━━━━━ DATA SECTION

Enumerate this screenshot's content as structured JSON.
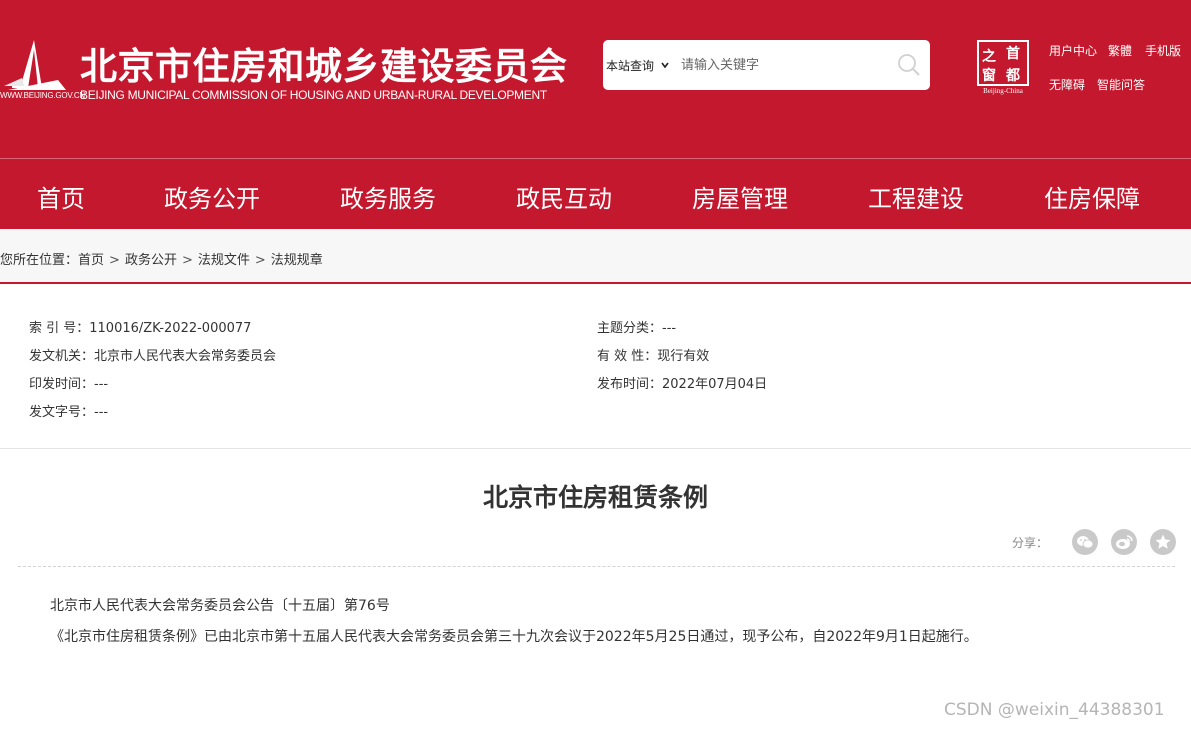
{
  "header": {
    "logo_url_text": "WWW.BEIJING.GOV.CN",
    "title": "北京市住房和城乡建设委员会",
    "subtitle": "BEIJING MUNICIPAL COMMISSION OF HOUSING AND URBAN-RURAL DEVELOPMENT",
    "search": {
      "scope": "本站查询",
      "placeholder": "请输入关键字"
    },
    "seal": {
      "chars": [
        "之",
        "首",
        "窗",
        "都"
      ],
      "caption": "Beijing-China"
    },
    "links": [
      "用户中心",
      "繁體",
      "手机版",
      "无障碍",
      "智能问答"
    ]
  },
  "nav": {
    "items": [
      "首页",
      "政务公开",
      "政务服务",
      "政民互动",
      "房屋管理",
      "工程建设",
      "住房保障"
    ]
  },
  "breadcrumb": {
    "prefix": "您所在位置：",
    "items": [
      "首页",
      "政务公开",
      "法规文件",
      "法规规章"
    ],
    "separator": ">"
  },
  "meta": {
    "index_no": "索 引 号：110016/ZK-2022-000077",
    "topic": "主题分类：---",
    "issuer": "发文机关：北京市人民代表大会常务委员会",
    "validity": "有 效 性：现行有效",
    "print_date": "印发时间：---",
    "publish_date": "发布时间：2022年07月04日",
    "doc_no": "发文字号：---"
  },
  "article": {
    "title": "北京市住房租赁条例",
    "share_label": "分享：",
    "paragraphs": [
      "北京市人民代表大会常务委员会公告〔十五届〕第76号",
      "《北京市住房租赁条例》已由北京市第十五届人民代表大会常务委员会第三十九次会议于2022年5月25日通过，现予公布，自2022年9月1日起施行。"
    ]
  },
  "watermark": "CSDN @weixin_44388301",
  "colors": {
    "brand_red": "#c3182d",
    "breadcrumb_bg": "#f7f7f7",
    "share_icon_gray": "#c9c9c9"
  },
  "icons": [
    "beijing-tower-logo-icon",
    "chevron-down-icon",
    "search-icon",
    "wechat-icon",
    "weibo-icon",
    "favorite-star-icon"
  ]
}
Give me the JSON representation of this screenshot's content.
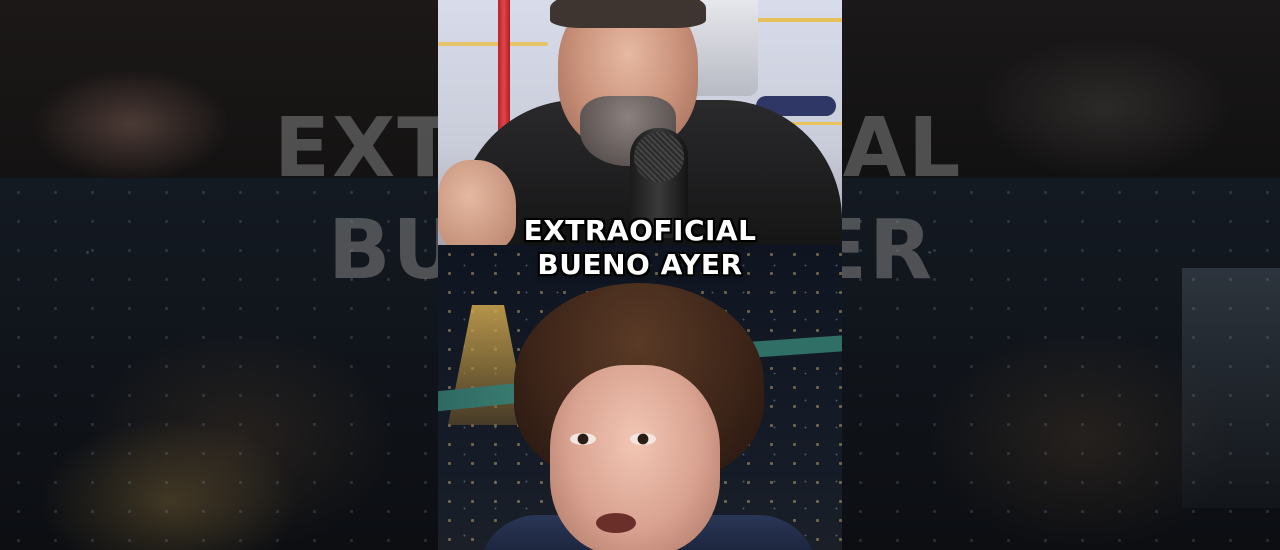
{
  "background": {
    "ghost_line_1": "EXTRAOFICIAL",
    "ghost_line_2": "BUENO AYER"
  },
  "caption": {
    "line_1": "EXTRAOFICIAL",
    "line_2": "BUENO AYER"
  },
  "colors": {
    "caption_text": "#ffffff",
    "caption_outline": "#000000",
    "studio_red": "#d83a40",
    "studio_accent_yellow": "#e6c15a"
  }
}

━━━━━━━━━━
━━━━━ DATA SECTION

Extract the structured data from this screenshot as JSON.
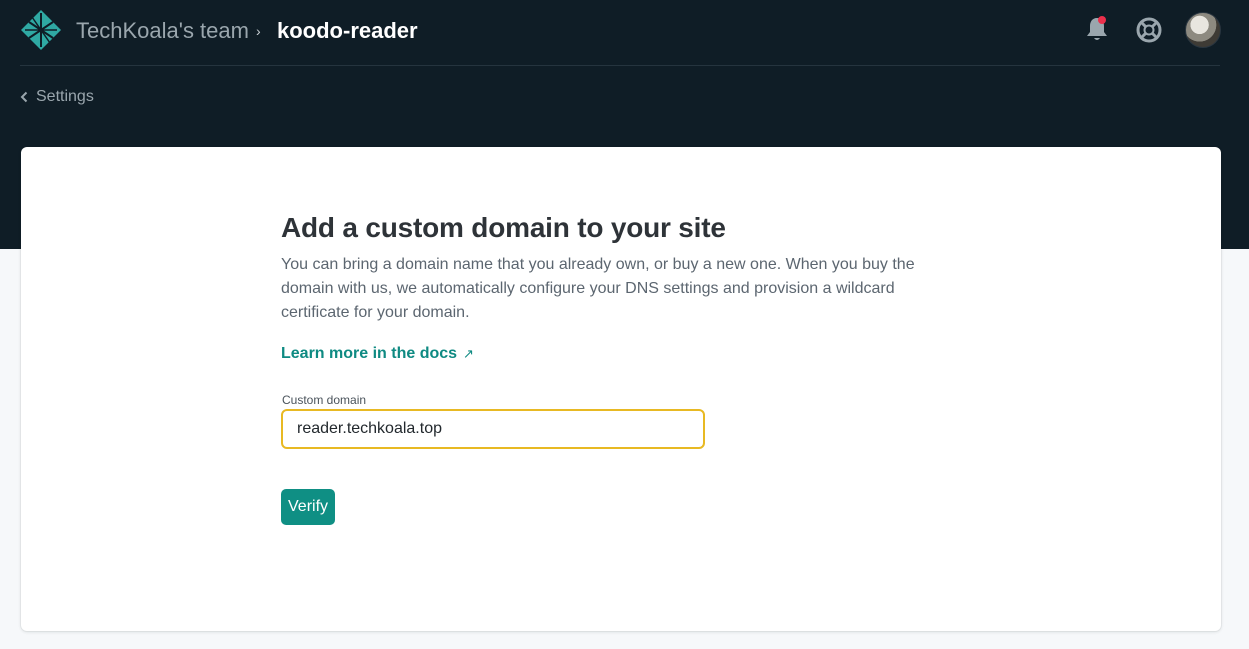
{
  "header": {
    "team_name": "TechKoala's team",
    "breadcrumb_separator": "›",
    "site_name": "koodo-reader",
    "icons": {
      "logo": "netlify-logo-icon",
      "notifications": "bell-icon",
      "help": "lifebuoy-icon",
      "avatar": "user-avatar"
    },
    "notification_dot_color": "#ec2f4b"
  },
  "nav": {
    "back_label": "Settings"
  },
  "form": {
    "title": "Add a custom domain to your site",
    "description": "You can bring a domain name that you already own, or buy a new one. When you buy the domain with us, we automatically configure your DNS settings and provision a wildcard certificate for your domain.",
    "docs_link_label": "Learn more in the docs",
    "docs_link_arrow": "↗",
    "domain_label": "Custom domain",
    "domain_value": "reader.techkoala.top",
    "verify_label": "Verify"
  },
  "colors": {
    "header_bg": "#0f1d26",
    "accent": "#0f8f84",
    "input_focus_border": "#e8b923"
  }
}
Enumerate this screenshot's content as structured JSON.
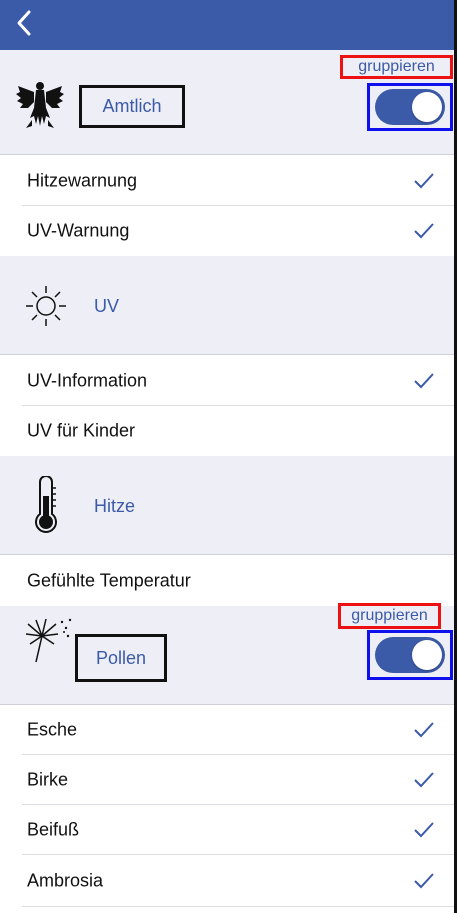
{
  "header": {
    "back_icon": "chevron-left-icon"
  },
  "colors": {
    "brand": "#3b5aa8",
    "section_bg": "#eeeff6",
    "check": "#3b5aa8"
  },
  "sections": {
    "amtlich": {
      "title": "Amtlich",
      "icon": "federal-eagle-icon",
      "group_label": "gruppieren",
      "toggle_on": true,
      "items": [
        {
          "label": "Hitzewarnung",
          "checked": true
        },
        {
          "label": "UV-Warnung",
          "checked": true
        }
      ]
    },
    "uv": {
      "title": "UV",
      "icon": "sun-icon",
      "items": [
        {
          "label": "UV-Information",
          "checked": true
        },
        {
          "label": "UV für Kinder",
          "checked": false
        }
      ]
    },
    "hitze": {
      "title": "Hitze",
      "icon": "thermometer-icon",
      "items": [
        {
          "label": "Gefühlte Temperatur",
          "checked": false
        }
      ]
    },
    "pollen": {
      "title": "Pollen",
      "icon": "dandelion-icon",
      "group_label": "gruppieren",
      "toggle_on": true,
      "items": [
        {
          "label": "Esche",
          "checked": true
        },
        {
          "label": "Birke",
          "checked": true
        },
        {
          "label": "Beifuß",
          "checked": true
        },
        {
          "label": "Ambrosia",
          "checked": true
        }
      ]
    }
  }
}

━━━━━━━━━━
━━━━━ DATA SECTION

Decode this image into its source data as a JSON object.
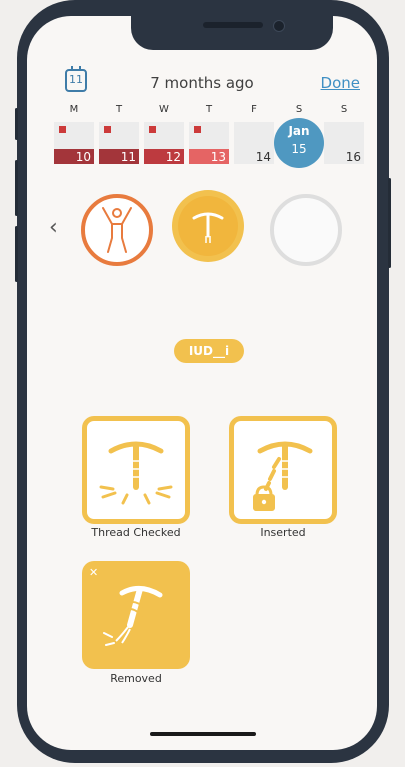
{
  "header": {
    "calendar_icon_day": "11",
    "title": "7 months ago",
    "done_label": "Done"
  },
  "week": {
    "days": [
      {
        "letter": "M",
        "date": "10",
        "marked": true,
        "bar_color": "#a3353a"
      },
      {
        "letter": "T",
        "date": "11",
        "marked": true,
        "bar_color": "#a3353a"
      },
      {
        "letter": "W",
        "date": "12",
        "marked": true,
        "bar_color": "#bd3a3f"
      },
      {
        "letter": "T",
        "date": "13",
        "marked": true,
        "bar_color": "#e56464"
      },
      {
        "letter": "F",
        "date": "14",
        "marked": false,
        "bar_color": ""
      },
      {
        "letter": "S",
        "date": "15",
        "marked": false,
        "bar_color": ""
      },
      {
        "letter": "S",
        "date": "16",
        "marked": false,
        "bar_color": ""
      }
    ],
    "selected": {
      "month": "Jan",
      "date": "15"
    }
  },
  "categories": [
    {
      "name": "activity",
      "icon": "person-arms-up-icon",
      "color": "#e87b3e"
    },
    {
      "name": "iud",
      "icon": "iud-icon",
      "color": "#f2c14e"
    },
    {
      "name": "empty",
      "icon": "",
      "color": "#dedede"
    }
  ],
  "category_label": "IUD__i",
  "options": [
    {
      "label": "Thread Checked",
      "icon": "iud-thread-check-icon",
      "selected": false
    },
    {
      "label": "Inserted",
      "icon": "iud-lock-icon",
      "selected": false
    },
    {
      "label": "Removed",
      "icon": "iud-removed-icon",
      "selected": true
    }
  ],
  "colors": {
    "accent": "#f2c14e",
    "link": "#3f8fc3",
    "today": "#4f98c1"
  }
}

━━━━━━━━━━

▸ **TASK INSTRUCTIONS**: Say, as a single number and nothing more, how many lines of the entries contain the word "letter".

▸ **COMPLETE ANSWER**: 7